- **Challenge**: Can you copy out every line of the entries below word for word, leaving the pictures out of your answer?

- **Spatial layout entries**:
==============================

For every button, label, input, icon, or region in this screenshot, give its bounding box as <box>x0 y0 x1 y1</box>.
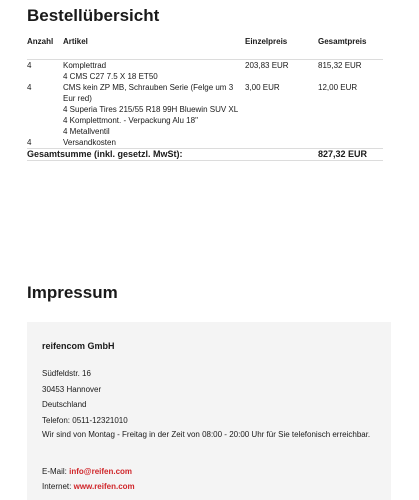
row-total-price <box>318 137 383 149</box>
order-total-row <box>27 149 383 161</box>
header-unit-price: Einzelpreis <box>245 36 318 60</box>
table-row <box>27 60 383 72</box>
row-article: 4 CMS C27 7.5 X 18 ET50 <box>63 72 158 81</box>
row-article: CMS kein ZP MB, Schrauben Serie (Felge um 3 Eur red) <box>63 83 234 103</box>
contact-block <box>42 464 135 494</box>
row-qty <box>27 104 63 115</box>
table-row <box>27 137 383 149</box>
row-qty <box>27 115 63 126</box>
header-total-price: Gesamtpreis <box>318 36 383 60</box>
imprint-box <box>27 322 391 500</box>
row-unit-price <box>245 71 318 82</box>
table-row <box>27 71 383 82</box>
table-row <box>27 115 383 126</box>
order-header-row <box>27 36 383 60</box>
phone-number: Telefon: 0511-12321010 <box>42 415 128 425</box>
email-line <box>42 464 135 479</box>
row-unit-price <box>245 104 318 115</box>
row-unit-price <box>245 137 318 149</box>
row-qty: 4 <box>27 61 32 70</box>
email-label: E-Mail: <box>42 467 67 476</box>
row-total-price <box>318 71 383 82</box>
row-article: 4 Superia Tires 215/55 R18 99H Bluewin SUV XL <box>63 105 239 114</box>
email-link[interactable]: info@reifen.com <box>69 467 133 476</box>
row-unit-price <box>245 115 318 126</box>
row-article: 4 Komplettmont. - Verpackung Alu 18" <box>63 116 198 125</box>
order-title: Bestellübersicht <box>27 6 160 25</box>
row-qty: 4 <box>27 137 63 149</box>
web-label: Internet: <box>42 482 72 491</box>
row-total-price: 815,32 EUR <box>318 61 362 70</box>
row-total-price <box>318 104 383 115</box>
row-article: Versandkosten <box>63 137 245 149</box>
row-unit-price: 203,83 EUR <box>245 61 289 70</box>
address-city: 30453 Hannover <box>42 384 102 394</box>
row-unit-price: 3,00 EUR <box>245 83 280 92</box>
order-total-label: Gesamtsumme (inkl. gesetzl. MwSt): <box>27 149 318 161</box>
row-article: Komplettrad <box>63 61 107 70</box>
row-total-price <box>318 126 383 137</box>
address-block <box>42 366 372 442</box>
company-name: reifencom GmbH <box>42 341 115 351</box>
row-unit-price <box>245 126 318 137</box>
row-total-price: 12,00 EUR <box>318 83 358 92</box>
web-line <box>42 479 135 494</box>
row-qty <box>27 71 63 82</box>
header-article: Artikel <box>63 36 245 60</box>
web-link[interactable]: www.reifen.com <box>73 482 135 491</box>
table-row <box>27 82 383 104</box>
header-qty: Anzahl <box>27 36 63 60</box>
row-qty: 4 <box>27 83 32 92</box>
row-total-price <box>318 115 383 126</box>
imprint-title: Impressum <box>27 283 118 302</box>
table-row <box>27 104 383 115</box>
order-total-value: 827,32 EUR <box>318 149 383 161</box>
opening-hours: Wir sind von Montag - Freitag in der Zeit von 08:00 - 20:00 Uhr für Sie telefonisch erreichbar. <box>42 430 371 439</box>
row-qty <box>27 126 63 137</box>
row-article: 4 Metallventil <box>63 127 110 136</box>
table-row <box>27 126 383 137</box>
address-country: Deutschland <box>42 400 87 409</box>
address-street: Südfeldstr. 16 <box>42 369 91 378</box>
order-table <box>27 36 383 161</box>
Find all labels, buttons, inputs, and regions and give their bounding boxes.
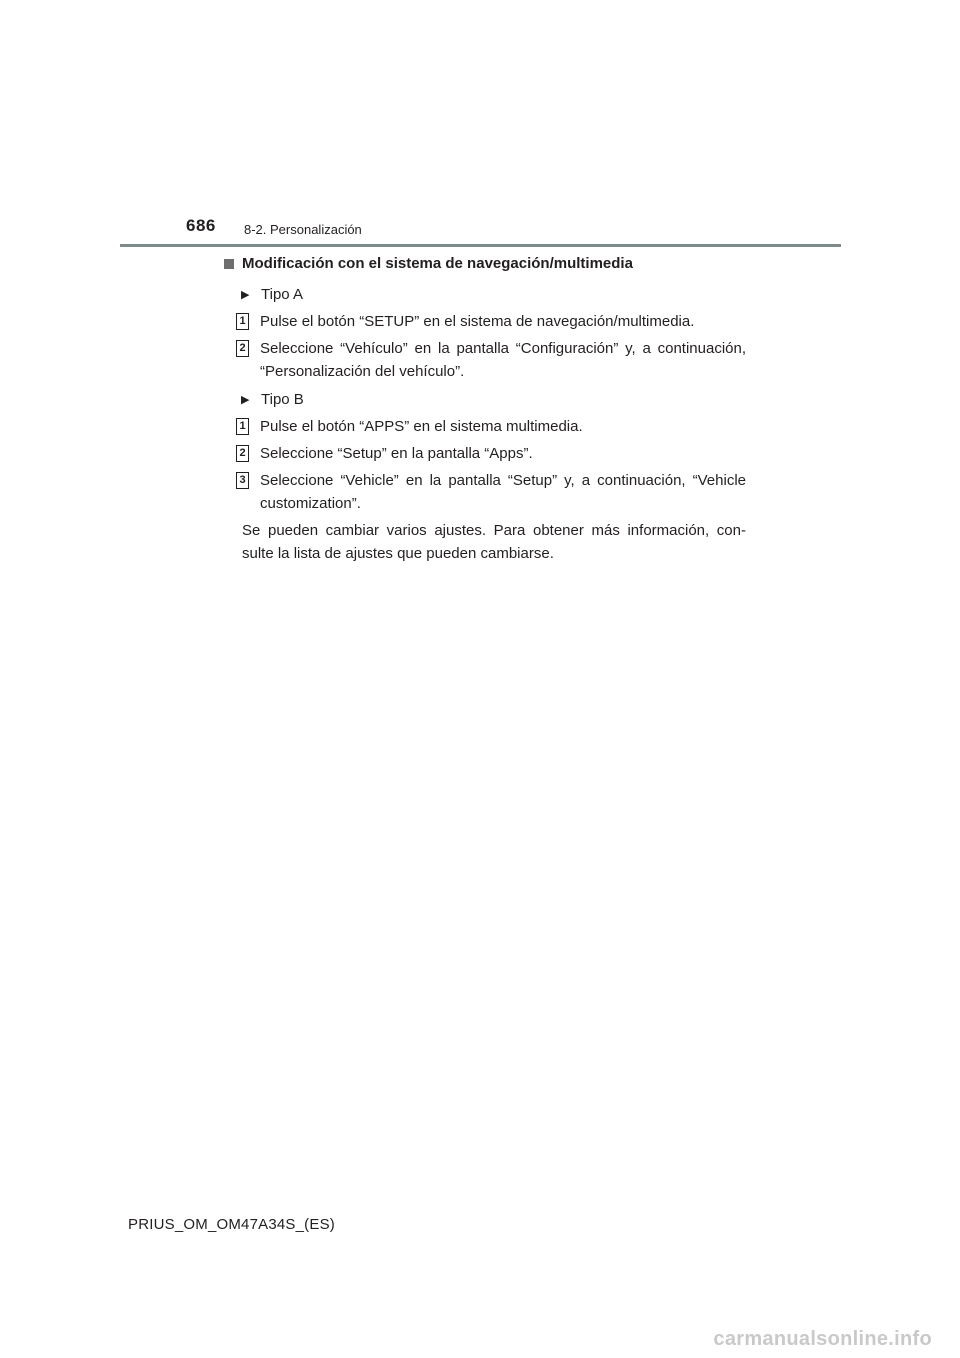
step-text: Pulse el botón “SETUP” en el sistema de navegación/multimedia. (260, 313, 695, 330)
type-b-step-1 (224, 415, 746, 438)
type-a-step-2 (224, 337, 746, 383)
triangle-bullet-icon: ▶ (241, 289, 250, 301)
step-number-badge: 3 (236, 472, 249, 489)
section-reference: 8-2. Personalización (244, 222, 362, 237)
watermark: carmanualsonline.info (713, 1328, 932, 1350)
step-text: Seleccione “Vehicle” en la pantalla “Setup” y, a continuación, “Vehicle customization”. (260, 472, 746, 512)
type-a-step-1 (224, 310, 746, 333)
type-a-label (241, 282, 746, 308)
section-heading (224, 255, 746, 272)
page-number: 686 (186, 216, 216, 235)
type-b-label (241, 387, 746, 413)
type-b-step-3 (224, 469, 746, 515)
step-number-badge: 1 (236, 313, 249, 330)
section-heading-text: Modificación con el sistema de navegación/multimedia (242, 255, 633, 272)
step-text: Seleccione “Setup” en la pantalla “Apps”. (260, 445, 533, 462)
header-divider (120, 244, 841, 247)
step-number-badge: 2 (236, 340, 249, 357)
note-paragraph: Se pueden cambiar varios ajustes. Para obtener más información, con- sulte la lista de ajustes que pueden cambiarse. (242, 522, 746, 562)
type-b-label-text: Tipo B (261, 391, 304, 408)
document-code: PRIUS_OM_OM47A34S_(ES) (128, 1216, 335, 1233)
step-number-badge: 2 (236, 445, 249, 462)
step-text: Seleccione “Vehículo” en la pantalla “Configuración” y, a continuación, “Personalización del vehículo”. (260, 340, 746, 380)
step-text: Pulse el botón “APPS” en el sistema multimedia. (260, 418, 583, 435)
content-body (224, 255, 746, 565)
square-bullet-icon (224, 259, 234, 269)
triangle-bullet-icon: ▶ (241, 394, 250, 406)
type-b-step-2 (224, 442, 746, 465)
step-number-badge: 1 (236, 418, 249, 435)
type-a-label-text: Tipo A (261, 286, 303, 303)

==============================

- **Correct response**:
For every button, label, input, icon, or region in this screenshot, give its bounding box as <box>x0 y0 x1 y1</box>.
row-total-price <box>318 137 383 149</box>
order-total-row <box>27 149 383 161</box>
header-unit-price: Einzelpreis <box>245 36 318 60</box>
table-row <box>27 60 383 72</box>
row-article: 4 CMS C27 7.5 X 18 ET50 <box>63 72 158 81</box>
row-article: CMS kein ZP MB, Schrauben Serie (Felge um 3 Eur red) <box>63 83 234 103</box>
contact-block <box>42 464 135 494</box>
row-qty <box>27 104 63 115</box>
table-row <box>27 137 383 149</box>
row-qty <box>27 115 63 126</box>
header-total-price: Gesamtpreis <box>318 36 383 60</box>
imprint-box <box>27 322 391 500</box>
row-unit-price <box>245 71 318 82</box>
table-row <box>27 71 383 82</box>
table-row <box>27 115 383 126</box>
order-header-row <box>27 36 383 60</box>
phone-number: Telefon: 0511-12321010 <box>42 415 128 425</box>
email-line <box>42 464 135 479</box>
row-unit-price <box>245 104 318 115</box>
row-unit-price <box>245 137 318 149</box>
row-qty: 4 <box>27 61 32 70</box>
email-label: E-Mail: <box>42 467 67 476</box>
row-total-price <box>318 71 383 82</box>
row-article: 4 Superia Tires 215/55 R18 99H Bluewin SUV XL <box>63 105 239 114</box>
email-link[interactable]: info@reifen.com <box>69 467 133 476</box>
row-unit-price <box>245 115 318 126</box>
row-article: 4 Komplettmont. - Verpackung Alu 18" <box>63 116 198 125</box>
order-title: Bestellübersicht <box>27 6 160 25</box>
row-qty: 4 <box>27 137 63 149</box>
web-label: Internet: <box>42 482 72 491</box>
row-total-price: 815,32 EUR <box>318 61 362 70</box>
row-total-price <box>318 104 383 115</box>
row-article: Versandkosten <box>63 137 245 149</box>
row-unit-price: 203,83 EUR <box>245 61 289 70</box>
address-city: 30453 Hannover <box>42 384 102 394</box>
row-unit-price: 3,00 EUR <box>245 83 280 92</box>
order-total-label: Gesamtsumme (inkl. gesetzl. MwSt): <box>27 149 318 161</box>
row-article: Komplettrad <box>63 61 107 70</box>
row-total-price <box>318 126 383 137</box>
address-block <box>42 366 372 442</box>
company-name: reifencom GmbH <box>42 341 115 351</box>
row-unit-price <box>245 126 318 137</box>
row-total-price: 12,00 EUR <box>318 83 358 92</box>
web-line <box>42 479 135 494</box>
row-qty <box>27 71 63 82</box>
header-article: Artikel <box>63 36 245 60</box>
web-link[interactable]: www.reifen.com <box>73 482 135 491</box>
table-row <box>27 82 383 104</box>
header-qty: Anzahl <box>27 36 63 60</box>
row-qty: 4 <box>27 83 32 92</box>
row-total-price <box>318 115 383 126</box>
imprint-title: Impressum <box>27 283 118 302</box>
table-row <box>27 104 383 115</box>
order-total-value: 827,32 EUR <box>318 149 383 161</box>
opening-hours: Wir sind von Montag - Freitag in der Zeit von 08:00 - 20:00 Uhr für Sie telefonisch erreichbar. <box>42 430 371 439</box>
row-qty <box>27 126 63 137</box>
row-article: 4 Metallventil <box>63 127 110 136</box>
table-row <box>27 126 383 137</box>
address-country: Deutschland <box>42 400 87 409</box>
address-street: Südfeldstr. 16 <box>42 369 91 378</box>
order-table <box>27 36 383 161</box>
Find all labels, buttons, inputs, and regions and give their bounding boxes.
step-text: Pulse el botón “SETUP” en el sistema de navegación/multimedia. (260, 313, 695, 330)
type-b-step-1 (224, 415, 746, 438)
type-a-step-2 (224, 337, 746, 383)
triangle-bullet-icon: ▶ (241, 289, 250, 301)
step-number-badge: 3 (236, 472, 249, 489)
section-reference: 8-2. Personalización (244, 222, 362, 237)
watermark: carmanualsonline.info (713, 1328, 932, 1350)
step-text: Seleccione “Vehicle” en la pantalla “Setup” y, a continuación, “Vehicle customization”. (260, 472, 746, 512)
type-a-step-1 (224, 310, 746, 333)
type-a-label (241, 282, 746, 308)
section-heading (224, 255, 746, 272)
page-number: 686 (186, 216, 216, 235)
type-b-label (241, 387, 746, 413)
type-b-step-3 (224, 469, 746, 515)
step-number-badge: 1 (236, 313, 249, 330)
section-heading-text: Modificación con el sistema de navegación/multimedia (242, 255, 633, 272)
step-text: Seleccione “Setup” en la pantalla “Apps”. (260, 445, 533, 462)
header-divider (120, 244, 841, 247)
step-number-badge: 2 (236, 340, 249, 357)
note-paragraph: Se pueden cambiar varios ajustes. Para obtener más información, con- sulte la lista de ajustes que pueden cambiarse. (242, 522, 746, 562)
type-b-label-text: Tipo B (261, 391, 304, 408)
document-code: PRIUS_OM_OM47A34S_(ES) (128, 1216, 335, 1233)
step-number-badge: 2 (236, 445, 249, 462)
step-text: Seleccione “Vehículo” en la pantalla “Configuración” y, a continuación, “Personalización del vehículo”. (260, 340, 746, 380)
step-text: Pulse el botón “APPS” en el sistema multimedia. (260, 418, 583, 435)
content-body (224, 255, 746, 565)
square-bullet-icon (224, 259, 234, 269)
triangle-bullet-icon: ▶ (241, 394, 250, 406)
type-b-step-2 (224, 442, 746, 465)
step-number-badge: 1 (236, 418, 249, 435)
type-a-label-text: Tipo A (261, 286, 303, 303)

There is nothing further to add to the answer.